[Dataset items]
◆ ◆ ◆ ◆ ◆ ◆ ◆

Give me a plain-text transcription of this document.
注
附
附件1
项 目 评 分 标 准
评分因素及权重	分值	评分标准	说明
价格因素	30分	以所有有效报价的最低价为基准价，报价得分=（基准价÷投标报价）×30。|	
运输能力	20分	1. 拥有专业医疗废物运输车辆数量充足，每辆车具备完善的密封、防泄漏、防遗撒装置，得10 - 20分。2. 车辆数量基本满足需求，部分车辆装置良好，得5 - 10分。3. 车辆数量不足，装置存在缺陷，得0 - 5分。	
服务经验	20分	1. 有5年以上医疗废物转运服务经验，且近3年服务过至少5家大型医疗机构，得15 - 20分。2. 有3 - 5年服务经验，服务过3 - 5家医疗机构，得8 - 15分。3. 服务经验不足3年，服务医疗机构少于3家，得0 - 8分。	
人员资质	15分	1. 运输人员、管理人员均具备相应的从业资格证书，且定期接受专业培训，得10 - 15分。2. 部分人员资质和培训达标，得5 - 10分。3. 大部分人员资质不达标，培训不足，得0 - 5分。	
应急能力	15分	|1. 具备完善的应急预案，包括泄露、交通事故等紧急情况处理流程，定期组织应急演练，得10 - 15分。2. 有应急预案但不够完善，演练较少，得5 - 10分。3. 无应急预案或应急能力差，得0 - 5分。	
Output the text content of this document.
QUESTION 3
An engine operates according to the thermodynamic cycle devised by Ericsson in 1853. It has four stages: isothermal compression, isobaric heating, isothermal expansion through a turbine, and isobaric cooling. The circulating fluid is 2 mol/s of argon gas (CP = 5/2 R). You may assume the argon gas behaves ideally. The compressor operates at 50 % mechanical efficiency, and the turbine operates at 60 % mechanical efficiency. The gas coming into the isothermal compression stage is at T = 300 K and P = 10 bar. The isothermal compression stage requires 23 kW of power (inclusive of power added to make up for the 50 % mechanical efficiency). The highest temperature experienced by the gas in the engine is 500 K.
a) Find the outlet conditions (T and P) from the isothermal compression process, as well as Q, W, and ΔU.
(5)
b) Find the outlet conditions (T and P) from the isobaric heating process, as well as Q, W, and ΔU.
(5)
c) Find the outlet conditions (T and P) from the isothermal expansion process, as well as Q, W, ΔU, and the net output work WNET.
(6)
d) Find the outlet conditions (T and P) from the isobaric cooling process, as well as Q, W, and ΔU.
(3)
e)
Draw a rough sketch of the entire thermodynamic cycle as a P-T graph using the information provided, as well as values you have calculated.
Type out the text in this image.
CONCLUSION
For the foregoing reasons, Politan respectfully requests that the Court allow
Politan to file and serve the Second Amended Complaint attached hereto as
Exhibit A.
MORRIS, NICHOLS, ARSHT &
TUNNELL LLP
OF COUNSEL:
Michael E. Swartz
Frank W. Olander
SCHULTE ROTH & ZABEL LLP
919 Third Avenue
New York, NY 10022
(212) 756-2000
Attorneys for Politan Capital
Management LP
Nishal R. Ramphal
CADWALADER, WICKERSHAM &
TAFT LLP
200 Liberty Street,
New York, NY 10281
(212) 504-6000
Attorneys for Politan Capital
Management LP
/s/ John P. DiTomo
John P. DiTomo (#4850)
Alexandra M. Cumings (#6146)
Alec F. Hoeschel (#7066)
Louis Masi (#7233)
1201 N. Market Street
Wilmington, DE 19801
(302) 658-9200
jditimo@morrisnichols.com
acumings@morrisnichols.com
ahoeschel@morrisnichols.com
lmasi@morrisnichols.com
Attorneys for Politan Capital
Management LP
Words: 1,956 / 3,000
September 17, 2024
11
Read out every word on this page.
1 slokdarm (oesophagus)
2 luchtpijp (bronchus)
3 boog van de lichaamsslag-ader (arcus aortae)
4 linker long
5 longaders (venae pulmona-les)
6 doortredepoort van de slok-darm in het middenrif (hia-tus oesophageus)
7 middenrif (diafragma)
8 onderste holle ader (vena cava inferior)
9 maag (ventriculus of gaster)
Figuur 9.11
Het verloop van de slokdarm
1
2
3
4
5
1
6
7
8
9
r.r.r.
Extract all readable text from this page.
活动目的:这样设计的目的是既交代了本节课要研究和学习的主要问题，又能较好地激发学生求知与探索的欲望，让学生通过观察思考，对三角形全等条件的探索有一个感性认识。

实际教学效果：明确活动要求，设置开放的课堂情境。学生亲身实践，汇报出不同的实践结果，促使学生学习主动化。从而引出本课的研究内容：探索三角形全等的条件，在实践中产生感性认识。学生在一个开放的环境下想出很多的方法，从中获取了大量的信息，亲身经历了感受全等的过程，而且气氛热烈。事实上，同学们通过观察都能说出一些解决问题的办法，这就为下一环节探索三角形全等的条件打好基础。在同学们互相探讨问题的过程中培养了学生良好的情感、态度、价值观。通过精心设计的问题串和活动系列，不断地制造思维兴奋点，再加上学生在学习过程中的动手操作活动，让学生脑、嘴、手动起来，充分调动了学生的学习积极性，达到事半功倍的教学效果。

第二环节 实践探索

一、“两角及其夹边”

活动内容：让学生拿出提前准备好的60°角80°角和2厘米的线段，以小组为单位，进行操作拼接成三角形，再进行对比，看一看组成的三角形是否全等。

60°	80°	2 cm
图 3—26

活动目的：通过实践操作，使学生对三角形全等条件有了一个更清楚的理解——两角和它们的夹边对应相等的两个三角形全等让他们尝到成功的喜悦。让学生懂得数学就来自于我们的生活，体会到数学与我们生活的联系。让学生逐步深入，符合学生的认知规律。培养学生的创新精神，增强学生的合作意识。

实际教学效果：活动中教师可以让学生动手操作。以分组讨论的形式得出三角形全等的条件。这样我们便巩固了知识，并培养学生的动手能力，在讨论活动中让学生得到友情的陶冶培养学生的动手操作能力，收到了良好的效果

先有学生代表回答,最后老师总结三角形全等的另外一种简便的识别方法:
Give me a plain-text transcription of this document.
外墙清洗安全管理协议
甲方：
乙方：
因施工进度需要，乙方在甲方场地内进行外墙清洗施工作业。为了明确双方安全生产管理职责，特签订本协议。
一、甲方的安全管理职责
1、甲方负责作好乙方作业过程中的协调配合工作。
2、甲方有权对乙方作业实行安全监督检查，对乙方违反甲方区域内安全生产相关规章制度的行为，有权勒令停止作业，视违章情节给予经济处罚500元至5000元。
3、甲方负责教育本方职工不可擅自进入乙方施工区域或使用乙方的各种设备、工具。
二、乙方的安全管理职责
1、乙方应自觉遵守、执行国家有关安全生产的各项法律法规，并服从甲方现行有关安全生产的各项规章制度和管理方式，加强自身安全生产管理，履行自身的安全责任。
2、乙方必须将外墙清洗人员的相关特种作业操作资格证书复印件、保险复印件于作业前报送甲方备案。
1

◆ ◆ ◆ ◆ ◆ ◆ ◆

To be done:
From the data above, work out how many lines contain the string "实际教学效果" and reply with only the number.

Exercise response:
2